→ **Task prompt**: Starting with the line that has "Extract the structured" in it, repeat every line through the last one, word for word, and give nothing more.

→ **Records shown**:
____________
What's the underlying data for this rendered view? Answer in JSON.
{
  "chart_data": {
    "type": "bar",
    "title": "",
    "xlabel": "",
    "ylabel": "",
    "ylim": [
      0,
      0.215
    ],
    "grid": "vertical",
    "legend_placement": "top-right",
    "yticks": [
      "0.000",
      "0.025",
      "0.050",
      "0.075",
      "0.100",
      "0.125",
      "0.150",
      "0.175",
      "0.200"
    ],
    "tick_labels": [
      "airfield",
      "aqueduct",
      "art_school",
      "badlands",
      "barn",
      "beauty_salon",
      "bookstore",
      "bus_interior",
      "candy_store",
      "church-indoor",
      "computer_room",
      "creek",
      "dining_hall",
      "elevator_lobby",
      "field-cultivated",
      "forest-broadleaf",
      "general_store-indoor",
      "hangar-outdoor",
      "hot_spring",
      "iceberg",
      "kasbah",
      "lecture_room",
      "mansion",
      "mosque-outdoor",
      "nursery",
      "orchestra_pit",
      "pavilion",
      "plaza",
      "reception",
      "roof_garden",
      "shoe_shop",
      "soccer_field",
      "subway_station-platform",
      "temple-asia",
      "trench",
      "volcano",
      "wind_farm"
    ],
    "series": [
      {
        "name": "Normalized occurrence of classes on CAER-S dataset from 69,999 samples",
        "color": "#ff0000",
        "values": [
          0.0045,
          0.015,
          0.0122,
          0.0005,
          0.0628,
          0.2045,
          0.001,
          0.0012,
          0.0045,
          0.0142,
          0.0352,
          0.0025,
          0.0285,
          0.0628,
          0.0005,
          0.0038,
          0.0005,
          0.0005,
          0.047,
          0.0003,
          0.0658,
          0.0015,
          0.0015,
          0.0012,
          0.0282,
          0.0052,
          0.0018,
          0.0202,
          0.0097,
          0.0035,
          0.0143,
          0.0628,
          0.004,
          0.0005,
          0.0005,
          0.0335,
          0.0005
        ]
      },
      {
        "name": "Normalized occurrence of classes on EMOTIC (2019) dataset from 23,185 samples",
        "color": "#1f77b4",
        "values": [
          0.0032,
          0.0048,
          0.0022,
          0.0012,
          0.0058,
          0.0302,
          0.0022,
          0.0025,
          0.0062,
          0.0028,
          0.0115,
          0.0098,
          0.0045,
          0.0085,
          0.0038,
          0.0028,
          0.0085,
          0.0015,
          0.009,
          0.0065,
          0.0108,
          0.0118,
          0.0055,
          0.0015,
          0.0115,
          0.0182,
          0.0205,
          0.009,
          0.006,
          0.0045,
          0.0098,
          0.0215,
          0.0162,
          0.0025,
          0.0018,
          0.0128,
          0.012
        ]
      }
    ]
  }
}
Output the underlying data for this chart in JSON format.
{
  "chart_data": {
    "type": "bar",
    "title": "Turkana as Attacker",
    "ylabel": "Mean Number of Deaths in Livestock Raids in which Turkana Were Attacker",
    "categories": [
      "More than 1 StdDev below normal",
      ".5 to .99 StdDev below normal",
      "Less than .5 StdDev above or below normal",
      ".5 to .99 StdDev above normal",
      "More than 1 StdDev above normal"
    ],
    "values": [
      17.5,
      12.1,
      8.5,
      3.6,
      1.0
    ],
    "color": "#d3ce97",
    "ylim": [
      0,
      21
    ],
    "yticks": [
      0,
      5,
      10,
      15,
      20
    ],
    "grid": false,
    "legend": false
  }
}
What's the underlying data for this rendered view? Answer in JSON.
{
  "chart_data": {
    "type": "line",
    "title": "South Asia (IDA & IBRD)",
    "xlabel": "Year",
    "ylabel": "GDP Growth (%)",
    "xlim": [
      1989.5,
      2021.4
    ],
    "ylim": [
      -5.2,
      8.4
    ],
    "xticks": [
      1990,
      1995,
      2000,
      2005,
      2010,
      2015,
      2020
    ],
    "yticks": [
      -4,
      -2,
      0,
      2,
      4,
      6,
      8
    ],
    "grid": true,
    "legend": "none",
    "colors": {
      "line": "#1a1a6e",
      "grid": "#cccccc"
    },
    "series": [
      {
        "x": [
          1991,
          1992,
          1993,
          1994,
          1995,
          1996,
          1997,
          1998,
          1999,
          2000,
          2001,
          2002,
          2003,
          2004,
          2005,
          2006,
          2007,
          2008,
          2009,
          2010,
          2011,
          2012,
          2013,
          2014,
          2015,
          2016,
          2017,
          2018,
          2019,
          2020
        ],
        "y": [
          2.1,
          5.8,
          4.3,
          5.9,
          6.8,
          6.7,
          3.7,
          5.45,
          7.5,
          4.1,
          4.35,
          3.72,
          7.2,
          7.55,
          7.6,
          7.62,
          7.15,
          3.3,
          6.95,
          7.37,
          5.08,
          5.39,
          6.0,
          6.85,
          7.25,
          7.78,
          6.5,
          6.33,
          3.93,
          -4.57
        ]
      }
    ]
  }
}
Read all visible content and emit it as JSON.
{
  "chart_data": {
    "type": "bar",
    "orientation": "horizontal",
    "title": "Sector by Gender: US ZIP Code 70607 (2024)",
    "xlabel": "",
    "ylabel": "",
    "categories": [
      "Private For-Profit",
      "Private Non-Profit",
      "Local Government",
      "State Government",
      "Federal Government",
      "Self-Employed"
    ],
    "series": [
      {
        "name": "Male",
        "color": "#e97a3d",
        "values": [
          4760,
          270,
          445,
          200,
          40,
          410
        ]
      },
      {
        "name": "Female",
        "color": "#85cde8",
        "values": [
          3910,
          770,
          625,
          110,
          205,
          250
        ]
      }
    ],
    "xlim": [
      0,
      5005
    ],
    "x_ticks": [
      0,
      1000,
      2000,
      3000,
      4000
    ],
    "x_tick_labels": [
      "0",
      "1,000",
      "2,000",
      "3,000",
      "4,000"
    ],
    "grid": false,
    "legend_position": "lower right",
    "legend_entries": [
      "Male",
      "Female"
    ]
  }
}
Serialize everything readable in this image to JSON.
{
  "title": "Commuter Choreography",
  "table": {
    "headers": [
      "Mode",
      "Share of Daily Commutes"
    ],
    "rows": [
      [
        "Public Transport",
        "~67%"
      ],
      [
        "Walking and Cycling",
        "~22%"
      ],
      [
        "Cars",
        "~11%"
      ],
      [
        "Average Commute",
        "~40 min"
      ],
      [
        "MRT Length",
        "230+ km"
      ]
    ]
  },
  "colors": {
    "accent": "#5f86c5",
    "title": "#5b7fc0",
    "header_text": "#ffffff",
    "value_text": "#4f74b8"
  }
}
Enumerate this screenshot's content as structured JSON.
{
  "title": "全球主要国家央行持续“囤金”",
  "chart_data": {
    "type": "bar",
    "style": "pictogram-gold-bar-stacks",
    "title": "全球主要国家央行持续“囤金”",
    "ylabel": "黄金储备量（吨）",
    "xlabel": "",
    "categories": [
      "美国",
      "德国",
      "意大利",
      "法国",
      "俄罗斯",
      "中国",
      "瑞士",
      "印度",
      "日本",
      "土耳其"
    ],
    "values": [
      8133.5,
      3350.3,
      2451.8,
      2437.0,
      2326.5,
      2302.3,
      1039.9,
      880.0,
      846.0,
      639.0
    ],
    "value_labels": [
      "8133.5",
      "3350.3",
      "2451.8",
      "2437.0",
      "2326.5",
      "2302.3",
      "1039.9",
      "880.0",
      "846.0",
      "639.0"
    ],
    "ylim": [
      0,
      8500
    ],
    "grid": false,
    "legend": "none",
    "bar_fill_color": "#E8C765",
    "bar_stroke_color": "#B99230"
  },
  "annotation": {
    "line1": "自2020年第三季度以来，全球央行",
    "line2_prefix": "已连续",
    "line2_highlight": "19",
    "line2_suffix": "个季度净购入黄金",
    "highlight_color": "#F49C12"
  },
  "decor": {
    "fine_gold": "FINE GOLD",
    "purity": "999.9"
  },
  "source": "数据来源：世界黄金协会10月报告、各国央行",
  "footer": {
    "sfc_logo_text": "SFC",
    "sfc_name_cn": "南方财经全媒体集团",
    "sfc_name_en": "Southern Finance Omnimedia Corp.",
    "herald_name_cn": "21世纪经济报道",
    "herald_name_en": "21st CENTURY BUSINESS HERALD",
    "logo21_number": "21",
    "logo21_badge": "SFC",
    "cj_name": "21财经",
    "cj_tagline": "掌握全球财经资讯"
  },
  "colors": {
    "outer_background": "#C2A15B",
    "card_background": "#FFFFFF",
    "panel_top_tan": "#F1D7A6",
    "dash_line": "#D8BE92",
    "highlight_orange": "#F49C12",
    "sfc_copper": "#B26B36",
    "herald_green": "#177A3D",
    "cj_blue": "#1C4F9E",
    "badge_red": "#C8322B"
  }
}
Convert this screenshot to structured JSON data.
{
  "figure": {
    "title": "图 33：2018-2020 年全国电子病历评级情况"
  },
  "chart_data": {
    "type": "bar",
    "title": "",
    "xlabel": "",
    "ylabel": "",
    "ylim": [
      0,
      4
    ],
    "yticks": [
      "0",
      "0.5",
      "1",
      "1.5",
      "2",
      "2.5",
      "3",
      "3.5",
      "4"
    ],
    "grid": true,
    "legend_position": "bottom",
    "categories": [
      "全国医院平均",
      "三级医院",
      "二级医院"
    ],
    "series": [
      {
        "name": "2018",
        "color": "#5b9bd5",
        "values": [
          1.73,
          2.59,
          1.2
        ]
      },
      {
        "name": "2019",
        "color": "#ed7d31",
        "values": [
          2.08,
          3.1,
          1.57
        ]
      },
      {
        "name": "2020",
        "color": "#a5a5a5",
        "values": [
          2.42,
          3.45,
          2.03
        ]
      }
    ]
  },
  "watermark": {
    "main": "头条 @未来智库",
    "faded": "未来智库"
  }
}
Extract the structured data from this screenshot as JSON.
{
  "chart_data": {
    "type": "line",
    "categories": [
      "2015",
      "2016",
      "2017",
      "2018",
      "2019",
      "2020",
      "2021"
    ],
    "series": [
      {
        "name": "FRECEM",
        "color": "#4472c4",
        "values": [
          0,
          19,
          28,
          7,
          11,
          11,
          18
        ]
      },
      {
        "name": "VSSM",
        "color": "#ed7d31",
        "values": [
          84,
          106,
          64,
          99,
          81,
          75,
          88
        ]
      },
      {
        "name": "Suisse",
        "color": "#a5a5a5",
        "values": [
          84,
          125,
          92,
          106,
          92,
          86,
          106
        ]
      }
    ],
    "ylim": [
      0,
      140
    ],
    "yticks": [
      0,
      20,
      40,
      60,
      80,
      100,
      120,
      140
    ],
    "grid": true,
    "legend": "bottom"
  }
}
____________
→ **Right answer**:
Extract the structured data from this screenshot as JSON.
{
  "chart_data": {
    "type": "line",
    "categories": [
      "2015",
      "2016",
      "2017",
      "2018",
      "2019",
      "2020",
      "2021"
    ],
    "series": [
      {
        "name": "FRECEM",
        "color": "#4472c4",
        "values": [
          0,
          19,
          28,
          7,
          11,
          11,
          18
        ]
      },
      {
        "name": "VSSM",
        "color": "#ed7d31",
        "values": [
          84,
          106,
          64,
          99,
          81,
          75,
          88
        ]
      },
      {
        "name": "Suisse",
        "color": "#a5a5a5",
        "values": [
          84,
          125,
          92,
          106,
          92,
          86,
          106
        ]
      }
    ],
    "ylim": [
      0,
      140
    ],
    "yticks": [
      0,
      20,
      40,
      60,
      80,
      100,
      120,
      140
    ],
    "grid": true,
    "legend": "bottom"
  }
}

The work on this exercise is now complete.